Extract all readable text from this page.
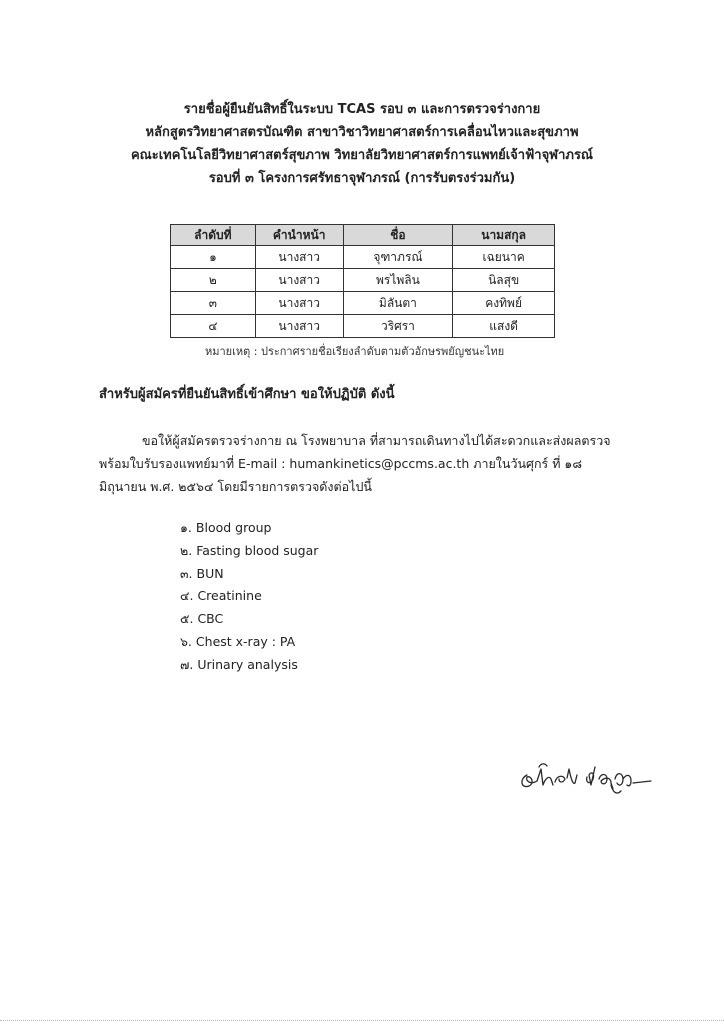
รายชื่อผู้ยืนยันสิทธิ์ในระบบ TCAS รอบ ๓ และการตรวจร่างกาย
หลักสูตรวิทยาศาสตรบัณฑิต สาขาวิชาวิทยาศาสตร์การเคลื่อนไหวและสุขภาพ
คณะเทคโนโลยีวิทยาศาสตร์สุขภาพ วิทยาลัยวิทยาศาสตร์การแพทย์เจ้าฟ้าจุฬาภรณ์
รอบที่ ๓ โครงการศรัทธาจุฬาภรณ์ (การรับตรงร่วมกัน)
ลำดับที่	คำนำหน้า	ชื่อ	นามสกุล
๑	นางสาว	จุฑาภรณ์	เฉยนาค
๒	นางสาว	พรไพลิน	นิลสุข
๓	นางสาว	มิลันตา	คงทิพย์
๔	นางสาว	วริศรา	แสงดี
หมายเหตุ : ประกาศรายชื่อเรียงลำดับตามตัวอักษรพยัญชนะไทย
สำหรับผู้สมัครที่ยืนยันสิทธิ์เข้าศึกษา ขอให้ปฏิบัติ ดังนี้
ขอให้ผู้สมัครตรวจร่างกาย ณ โรงพยาบาล ที่สามารถเดินทางไปได้สะดวกและส่งผลตรวจ
พร้อมใบรับรองแพทย์มาที่ E-mail : humankinetics@pccms.ac.th ภายในวันศุกร์ ที่ ๑๘
มิถุนายน พ.ศ. ๒๕๖๔ โดยมีรายการตรวจดังต่อไปนี้
๑. Blood group
๒. Fasting blood sugar
๓. BUN
๔. Creatinine
๕. CBC
๖. Chest x-ray : PA
๗. Urinary analysis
◇ ◇ ◇
STATED TASK >>
Omit the pictures and reproduce the listing exactly.

TASK ANSWER >>
Extract all readable text from this page.
รายชื่อผู้ยืนยันสิทธิ์ในระบบ TCAS รอบ ๓ และการตรวจร่างกาย
หลักสูตรวิทยาศาสตรบัณฑิต สาขาวิชาวิทยาศาสตร์การเคลื่อนไหวและสุขภาพ
คณะเทคโนโลยีวิทยาศาสตร์สุขภาพ วิทยาลัยวิทยาศาสตร์การแพทย์เจ้าฟ้าจุฬาภรณ์
รอบที่ ๓ โครงการศรัทธาจุฬาภรณ์ (การรับตรงร่วมกัน)
ลำดับที่	คำนำหน้า	ชื่อ	นามสกุล
๑	นางสาว	จุฑาภรณ์	เฉยนาค
๒	นางสาว	พรไพลิน	นิลสุข
๓	นางสาว	มิลันตา	คงทิพย์
๔	นางสาว	วริศรา	แสงดี
หมายเหตุ : ประกาศรายชื่อเรียงลำดับตามตัวอักษรพยัญชนะไทย
สำหรับผู้สมัครที่ยืนยันสิทธิ์เข้าศึกษา ขอให้ปฏิบัติ ดังนี้
ขอให้ผู้สมัครตรวจร่างกาย ณ โรงพยาบาล ที่สามารถเดินทางไปได้สะดวกและส่งผลตรวจ
พร้อมใบรับรองแพทย์มาที่ E-mail : humankinetics@pccms.ac.th ภายในวันศุกร์ ที่ ๑๘
มิถุนายน พ.ศ. ๒๕๖๔ โดยมีรายการตรวจดังต่อไปนี้
๑. Blood group
๒. Fasting blood sugar
๓. BUN
๔. Creatinine
๕. CBC
๖. Chest x-ray : PA
๗. Urinary analysis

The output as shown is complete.